EXERCISE BRIEF. Hunt for the word "caption" across the entries below, copying each line that holds it.

········

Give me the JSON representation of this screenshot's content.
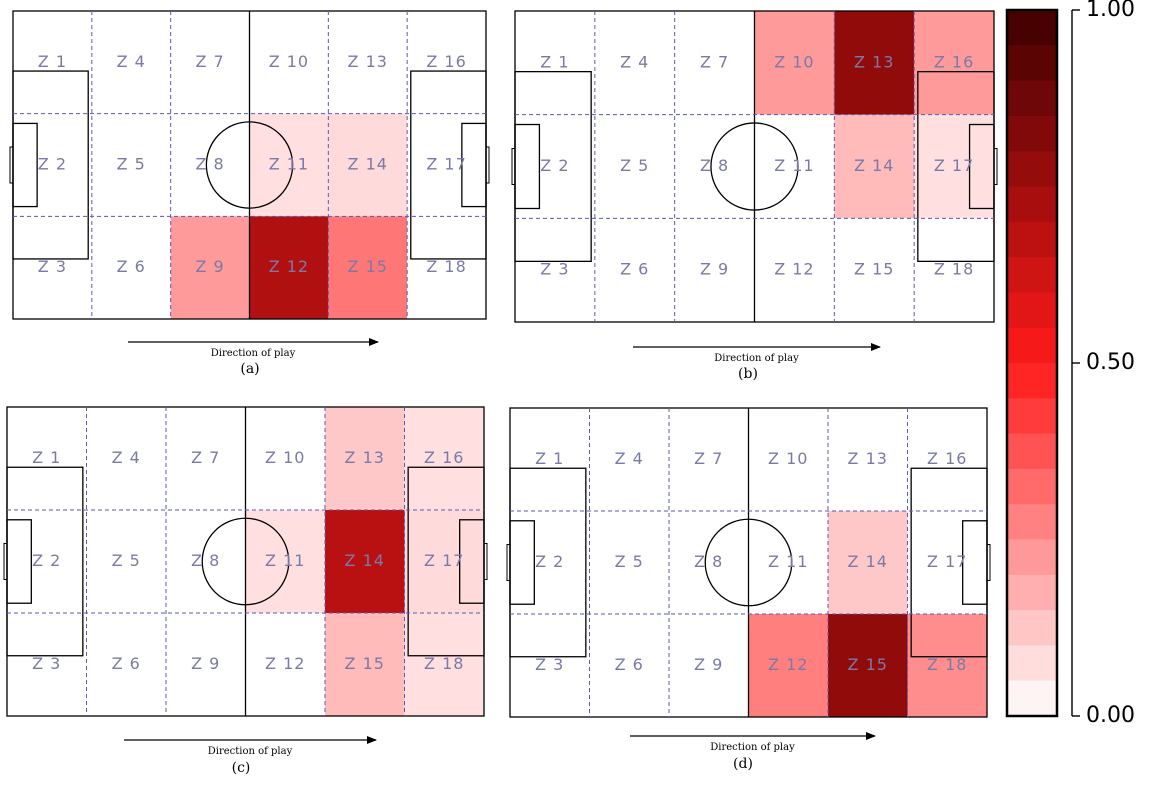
{
  "chart_data": {
    "type": "heatmap",
    "panels": [
      {
        "caption": "(a)",
        "arrow_label": "Direction of play",
        "zones": [
          "Z 1",
          "Z 2",
          "Z 3",
          "Z 4",
          "Z 5",
          "Z 6",
          "Z 7",
          "Z 8",
          "Z 9",
          "Z 10",
          "Z 11",
          "Z 12",
          "Z 13",
          "Z 14",
          "Z 15",
          "Z 16",
          "Z 17",
          "Z 18"
        ],
        "values": [
          0,
          0,
          0,
          0,
          0,
          0,
          0,
          0,
          0.22,
          0,
          0.07,
          0.7,
          0,
          0.08,
          0.3,
          0,
          0,
          0
        ]
      },
      {
        "caption": "(b)",
        "arrow_label": "Direction of play",
        "zones": [
          "Z 1",
          "Z 2",
          "Z 3",
          "Z 4",
          "Z 5",
          "Z 6",
          "Z 7",
          "Z 8",
          "Z 9",
          "Z 10",
          "Z 11",
          "Z 12",
          "Z 13",
          "Z 14",
          "Z 15",
          "Z 16",
          "Z 17",
          "Z 18"
        ],
        "values": [
          0,
          0,
          0,
          0,
          0,
          0,
          0,
          0,
          0,
          0.22,
          0,
          0,
          0.78,
          0.15,
          0,
          0.22,
          0.07,
          0
        ]
      },
      {
        "caption": "(c)",
        "arrow_label": "Direction of play",
        "zones": [
          "Z 1",
          "Z 2",
          "Z 3",
          "Z 4",
          "Z 5",
          "Z 6",
          "Z 7",
          "Z 8",
          "Z 9",
          "Z 10",
          "Z 11",
          "Z 12",
          "Z 13",
          "Z 14",
          "Z 15",
          "Z 16",
          "Z 17",
          "Z 18"
        ],
        "values": [
          0,
          0,
          0,
          0,
          0,
          0,
          0,
          0,
          0,
          0,
          0.07,
          0,
          0.12,
          0.68,
          0.15,
          0.07,
          0.08,
          0.07
        ]
      },
      {
        "caption": "(d)",
        "arrow_label": "Direction of play",
        "zones": [
          "Z 1",
          "Z 2",
          "Z 3",
          "Z 4",
          "Z 5",
          "Z 6",
          "Z 7",
          "Z 8",
          "Z 9",
          "Z 10",
          "Z 11",
          "Z 12",
          "Z 13",
          "Z 14",
          "Z 15",
          "Z 16",
          "Z 17",
          "Z 18"
        ],
        "values": [
          0,
          0,
          0,
          0,
          0,
          0,
          0,
          0,
          0,
          0,
          0,
          0.28,
          0,
          0.12,
          0.78,
          0,
          0,
          0.25
        ]
      }
    ],
    "colorbar": {
      "ticks": [
        "1.00",
        "0.50",
        "0.00"
      ],
      "tick_values": [
        1.0,
        0.5,
        0.0
      ],
      "range": [
        0,
        1
      ],
      "colors": [
        "#ffffff",
        "#ff1a1a",
        "#3d0000"
      ]
    }
  }
}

········

EXERCISE RESULT.
        "caption": "(a)",
        "caption": "(b)",
        "caption": "(c)",
        "caption": "(d)",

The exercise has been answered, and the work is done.